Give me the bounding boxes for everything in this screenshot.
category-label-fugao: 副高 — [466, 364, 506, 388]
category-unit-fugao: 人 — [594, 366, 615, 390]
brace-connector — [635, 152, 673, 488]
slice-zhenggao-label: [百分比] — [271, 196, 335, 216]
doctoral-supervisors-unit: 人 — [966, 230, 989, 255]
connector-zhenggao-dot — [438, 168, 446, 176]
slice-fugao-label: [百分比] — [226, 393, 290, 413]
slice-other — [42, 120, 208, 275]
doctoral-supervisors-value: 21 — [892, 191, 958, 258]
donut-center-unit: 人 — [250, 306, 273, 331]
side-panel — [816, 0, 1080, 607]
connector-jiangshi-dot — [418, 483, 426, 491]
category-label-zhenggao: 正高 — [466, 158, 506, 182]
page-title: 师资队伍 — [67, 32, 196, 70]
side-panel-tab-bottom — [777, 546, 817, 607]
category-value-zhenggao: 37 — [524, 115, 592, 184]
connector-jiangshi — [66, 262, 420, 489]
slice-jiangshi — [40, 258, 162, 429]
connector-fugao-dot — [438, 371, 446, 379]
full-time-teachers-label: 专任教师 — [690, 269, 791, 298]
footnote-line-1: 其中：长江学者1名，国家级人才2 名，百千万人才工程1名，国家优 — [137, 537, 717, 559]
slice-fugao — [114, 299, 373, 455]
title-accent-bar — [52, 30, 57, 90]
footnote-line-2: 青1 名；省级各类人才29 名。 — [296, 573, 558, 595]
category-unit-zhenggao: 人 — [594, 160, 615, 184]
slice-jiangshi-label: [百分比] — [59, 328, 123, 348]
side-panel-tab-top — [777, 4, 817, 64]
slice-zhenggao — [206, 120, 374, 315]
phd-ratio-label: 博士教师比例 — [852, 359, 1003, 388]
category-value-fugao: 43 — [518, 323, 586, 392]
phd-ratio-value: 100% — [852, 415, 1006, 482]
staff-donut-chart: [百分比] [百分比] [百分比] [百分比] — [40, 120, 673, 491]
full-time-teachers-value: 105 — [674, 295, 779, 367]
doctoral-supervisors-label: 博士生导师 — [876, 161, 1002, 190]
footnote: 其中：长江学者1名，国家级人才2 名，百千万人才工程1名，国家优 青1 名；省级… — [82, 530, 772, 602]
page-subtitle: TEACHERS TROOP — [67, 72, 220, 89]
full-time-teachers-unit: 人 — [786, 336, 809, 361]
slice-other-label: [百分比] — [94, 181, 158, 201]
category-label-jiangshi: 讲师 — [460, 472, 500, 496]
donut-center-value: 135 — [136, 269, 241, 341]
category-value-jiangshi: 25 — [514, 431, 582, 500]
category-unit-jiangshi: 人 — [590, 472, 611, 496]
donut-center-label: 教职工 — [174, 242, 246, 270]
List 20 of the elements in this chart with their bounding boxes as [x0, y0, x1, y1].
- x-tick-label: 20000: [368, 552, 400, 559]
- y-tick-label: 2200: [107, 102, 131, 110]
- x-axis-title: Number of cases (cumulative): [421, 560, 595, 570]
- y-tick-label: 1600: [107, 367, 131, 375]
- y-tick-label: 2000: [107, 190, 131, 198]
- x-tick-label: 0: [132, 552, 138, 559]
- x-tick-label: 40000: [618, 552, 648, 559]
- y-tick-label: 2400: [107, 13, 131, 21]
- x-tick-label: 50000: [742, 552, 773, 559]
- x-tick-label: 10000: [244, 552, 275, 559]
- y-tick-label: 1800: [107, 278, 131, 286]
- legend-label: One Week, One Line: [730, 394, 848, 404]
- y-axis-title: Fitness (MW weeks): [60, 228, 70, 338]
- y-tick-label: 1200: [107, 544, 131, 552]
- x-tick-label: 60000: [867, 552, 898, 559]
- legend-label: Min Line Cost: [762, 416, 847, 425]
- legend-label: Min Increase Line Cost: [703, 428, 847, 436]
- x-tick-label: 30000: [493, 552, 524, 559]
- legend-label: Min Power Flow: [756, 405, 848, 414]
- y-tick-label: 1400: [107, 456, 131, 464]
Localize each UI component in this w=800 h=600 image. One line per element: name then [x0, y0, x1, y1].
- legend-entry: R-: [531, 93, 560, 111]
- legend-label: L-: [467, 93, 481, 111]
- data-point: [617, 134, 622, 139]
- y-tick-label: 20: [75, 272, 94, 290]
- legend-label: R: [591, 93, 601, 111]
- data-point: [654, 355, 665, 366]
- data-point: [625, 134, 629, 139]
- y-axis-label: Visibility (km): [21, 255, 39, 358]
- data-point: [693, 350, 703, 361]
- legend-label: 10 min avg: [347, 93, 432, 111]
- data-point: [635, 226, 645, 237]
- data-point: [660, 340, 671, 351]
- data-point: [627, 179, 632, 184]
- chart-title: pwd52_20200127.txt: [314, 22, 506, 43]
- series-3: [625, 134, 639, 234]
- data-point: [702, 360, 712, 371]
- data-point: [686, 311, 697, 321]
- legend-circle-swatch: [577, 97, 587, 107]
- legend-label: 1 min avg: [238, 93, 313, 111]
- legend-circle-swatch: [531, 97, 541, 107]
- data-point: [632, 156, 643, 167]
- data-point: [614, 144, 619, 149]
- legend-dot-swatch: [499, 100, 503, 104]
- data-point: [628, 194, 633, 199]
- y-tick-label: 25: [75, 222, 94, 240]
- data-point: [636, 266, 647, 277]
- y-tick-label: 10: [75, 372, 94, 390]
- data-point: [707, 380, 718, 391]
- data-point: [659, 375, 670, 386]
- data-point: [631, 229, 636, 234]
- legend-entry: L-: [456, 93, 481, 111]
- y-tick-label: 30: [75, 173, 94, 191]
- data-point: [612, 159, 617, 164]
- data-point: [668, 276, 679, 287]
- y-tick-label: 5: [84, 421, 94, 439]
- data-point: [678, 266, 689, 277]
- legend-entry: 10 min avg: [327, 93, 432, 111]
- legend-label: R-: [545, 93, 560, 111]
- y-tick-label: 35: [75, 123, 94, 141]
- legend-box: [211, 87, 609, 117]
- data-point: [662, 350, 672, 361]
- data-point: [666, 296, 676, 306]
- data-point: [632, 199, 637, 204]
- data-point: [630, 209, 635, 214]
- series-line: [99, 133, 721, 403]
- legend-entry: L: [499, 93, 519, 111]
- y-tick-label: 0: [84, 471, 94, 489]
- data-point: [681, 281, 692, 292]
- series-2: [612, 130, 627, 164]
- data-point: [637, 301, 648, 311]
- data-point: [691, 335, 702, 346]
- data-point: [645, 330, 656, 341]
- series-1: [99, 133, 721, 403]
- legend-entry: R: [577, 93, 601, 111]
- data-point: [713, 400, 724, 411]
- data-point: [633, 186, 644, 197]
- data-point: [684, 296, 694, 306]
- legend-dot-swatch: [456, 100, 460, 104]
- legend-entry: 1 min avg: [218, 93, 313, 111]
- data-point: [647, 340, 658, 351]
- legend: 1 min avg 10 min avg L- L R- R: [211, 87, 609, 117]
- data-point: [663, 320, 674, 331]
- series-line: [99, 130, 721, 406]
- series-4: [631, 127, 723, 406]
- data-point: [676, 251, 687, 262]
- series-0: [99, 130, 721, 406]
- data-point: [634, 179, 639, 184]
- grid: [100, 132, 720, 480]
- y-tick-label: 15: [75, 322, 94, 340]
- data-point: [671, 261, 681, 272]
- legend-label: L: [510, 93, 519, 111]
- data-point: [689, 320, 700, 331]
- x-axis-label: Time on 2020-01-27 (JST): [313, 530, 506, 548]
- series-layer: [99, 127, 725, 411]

━━━━

Rewrite all of the entries above, changing every "data-point" to "marker" and leaving everything else the same.

Give me the bounding boxes for everything in this screenshot.
category-label-fugao: 副高 — [466, 364, 506, 388]
category-unit-fugao: 人 — [594, 366, 615, 390]
brace-connector — [635, 152, 673, 488]
slice-zhenggao-label: [百分比] — [271, 196, 335, 216]
doctoral-supervisors-unit: 人 — [966, 230, 989, 255]
connector-zhenggao-dot — [438, 168, 446, 176]
slice-fugao-label: [百分比] — [226, 393, 290, 413]
slice-other — [42, 120, 208, 275]
doctoral-supervisors-value: 21 — [892, 191, 958, 258]
donut-center-unit: 人 — [250, 306, 273, 331]
side-panel — [816, 0, 1080, 607]
connector-jiangshi-dot — [418, 483, 426, 491]
category-label-zhenggao: 正高 — [466, 158, 506, 182]
page-title: 师资队伍 — [67, 32, 196, 70]
side-panel-tab-bottom — [777, 546, 817, 607]
category-value-zhenggao: 37 — [524, 115, 592, 184]
connector-jiangshi — [66, 262, 420, 489]
slice-jiangshi — [40, 258, 162, 429]
connector-fugao-dot — [438, 371, 446, 379]
full-time-teachers-label: 专任教师 — [690, 269, 791, 298]
footnote-line-1: 其中：长江学者1名，国家级人才2 名，百千万人才工程1名，国家优 — [137, 537, 717, 559]
slice-fugao — [114, 299, 373, 455]
title-accent-bar — [52, 30, 57, 90]
footnote-line-2: 青1 名；省级各类人才29 名。 — [296, 573, 558, 595]
category-unit-zhenggao: 人 — [594, 160, 615, 184]
slice-jiangshi-label: [百分比] — [59, 328, 123, 348]
side-panel-tab-top — [777, 4, 817, 64]
slice-zhenggao — [206, 120, 374, 315]
phd-ratio-label: 博士教师比例 — [852, 359, 1003, 388]
category-value-fugao: 43 — [518, 323, 586, 392]
phd-ratio-value: 100% — [852, 415, 1006, 482]
staff-donut-chart: [百分比] [百分比] [百分比] [百分比] — [40, 120, 673, 491]
full-time-teachers-value: 105 — [674, 295, 779, 367]
doctoral-supervisors-label: 博士生导师 — [876, 161, 1002, 190]
footnote: 其中：长江学者1名，国家级人才2 名，百千万人才工程1名，国家优 青1 名；省级… — [82, 530, 772, 602]
page-subtitle: TEACHERS TROOP — [67, 72, 220, 89]
full-time-teachers-unit: 人 — [786, 336, 809, 361]
slice-other-label: [百分比] — [94, 181, 158, 201]
category-label-jiangshi: 讲师 — [460, 472, 500, 496]
donut-center-value: 135 — [136, 269, 241, 341]
category-value-jiangshi: 25 — [514, 431, 582, 500]
category-unit-jiangshi: 人 — [590, 472, 611, 496]
donut-center-label: 教职工 — [174, 242, 246, 270]
List 20 of the elements in this chart with their bounding boxes as [x0, y0, x1, y1].
- x-tick-label: 20000: [368, 552, 400, 559]
- y-tick-label: 2200: [107, 102, 131, 110]
- x-axis-title: Number of cases (cumulative): [421, 560, 595, 570]
- y-tick-label: 1600: [107, 367, 131, 375]
- y-tick-label: 2000: [107, 190, 131, 198]
- x-tick-label: 0: [132, 552, 138, 559]
- x-tick-label: 40000: [618, 552, 648, 559]
- y-tick-label: 2400: [107, 13, 131, 21]
- x-tick-label: 50000: [742, 552, 773, 559]
- x-tick-label: 10000: [244, 552, 275, 559]
- y-tick-label: 1800: [107, 278, 131, 286]
- legend-label: One Week, One Line: [730, 394, 848, 404]
- y-axis-title: Fitness (MW weeks): [60, 228, 70, 338]
- y-tick-label: 1200: [107, 544, 131, 552]
- x-tick-label: 60000: [867, 552, 898, 559]
- legend-label: Min Line Cost: [762, 416, 847, 425]
- legend-label: Min Increase Line Cost: [703, 428, 847, 436]
- x-tick-label: 30000: [493, 552, 524, 559]
- legend-label: Min Power Flow: [756, 405, 848, 414]
- y-tick-label: 1400: [107, 456, 131, 464]
Localize each UI component in this w=800 h=600 image. One line per element: name then [x0, y0, x1, y1].
- legend-entry: R-: [531, 93, 560, 111]
- legend-label: L-: [467, 93, 481, 111]
- marker: [617, 134, 622, 139]
- y-tick-label: 20: [75, 272, 94, 290]
- legend-label: R: [591, 93, 601, 111]
- marker: [654, 355, 665, 366]
- marker: [625, 134, 629, 139]
- y-axis-label: Visibility (km): [21, 255, 39, 358]
- marker: [693, 350, 703, 361]
- legend-label: 10 min avg: [347, 93, 432, 111]
- marker: [635, 226, 645, 237]
- marker: [660, 340, 671, 351]
- marker: [627, 179, 632, 184]
- chart-title: pwd52_20200127.txt: [314, 22, 506, 43]
- series-3: [625, 134, 639, 234]
- marker: [702, 360, 712, 371]
- marker: [686, 311, 697, 321]
- legend-circle-swatch: [577, 97, 587, 107]
- legend-label: 1 min avg: [238, 93, 313, 111]
- legend-circle-swatch: [531, 97, 541, 107]
- marker: [632, 156, 643, 167]
- marker: [614, 144, 619, 149]
- legend-dot-swatch: [499, 100, 503, 104]
- marker: [628, 194, 633, 199]
- y-tick-label: 25: [75, 222, 94, 240]
- marker: [636, 266, 647, 277]
- y-tick-label: 10: [75, 372, 94, 390]
- marker: [707, 380, 718, 391]
- marker: [659, 375, 670, 386]
- marker: [631, 229, 636, 234]
- legend-entry: L-: [456, 93, 481, 111]
- y-tick-label: 30: [75, 173, 94, 191]
- marker: [612, 159, 617, 164]
- marker: [668, 276, 679, 287]
- y-tick-label: 5: [84, 421, 94, 439]
- marker: [678, 266, 689, 277]
- legend-entry: 10 min avg: [327, 93, 432, 111]
- legend-label: R-: [545, 93, 560, 111]
- y-tick-label: 35: [75, 123, 94, 141]
- legend-box: [211, 87, 609, 117]
- marker: [662, 350, 672, 361]
- marker: [666, 296, 676, 306]
- marker: [632, 199, 637, 204]
- marker: [630, 209, 635, 214]
- series-line: [99, 133, 721, 403]
- legend-entry: L: [499, 93, 519, 111]
- y-tick-label: 0: [84, 471, 94, 489]
- marker: [681, 281, 692, 292]
- series-2: [612, 130, 627, 164]
- marker: [637, 301, 648, 311]
- marker: [691, 335, 702, 346]
- marker: [645, 330, 656, 341]
- series-1: [99, 133, 721, 403]
- legend-entry: R: [577, 93, 601, 111]
- marker: [713, 400, 724, 411]
- marker: [633, 186, 644, 197]
- marker: [684, 296, 694, 306]
- legend-dot-swatch: [456, 100, 460, 104]
- legend-entry: 1 min avg: [218, 93, 313, 111]
- marker: [647, 340, 658, 351]
- legend: 1 min avg 10 min avg L- L R- R: [211, 87, 609, 117]
- marker: [663, 320, 674, 331]
- series-line: [99, 130, 721, 406]
- series-4: [631, 127, 723, 406]
- marker: [676, 251, 687, 262]
- series-0: [99, 130, 721, 406]
- marker: [634, 179, 639, 184]
- grid: [100, 132, 720, 480]
- y-tick-label: 15: [75, 322, 94, 340]
- marker: [671, 261, 681, 272]
- legend-label: L: [510, 93, 519, 111]
- marker: [689, 320, 700, 331]
- x-axis-label: Time on 2020-01-27 (JST): [313, 530, 506, 548]
- series-layer: [99, 127, 725, 411]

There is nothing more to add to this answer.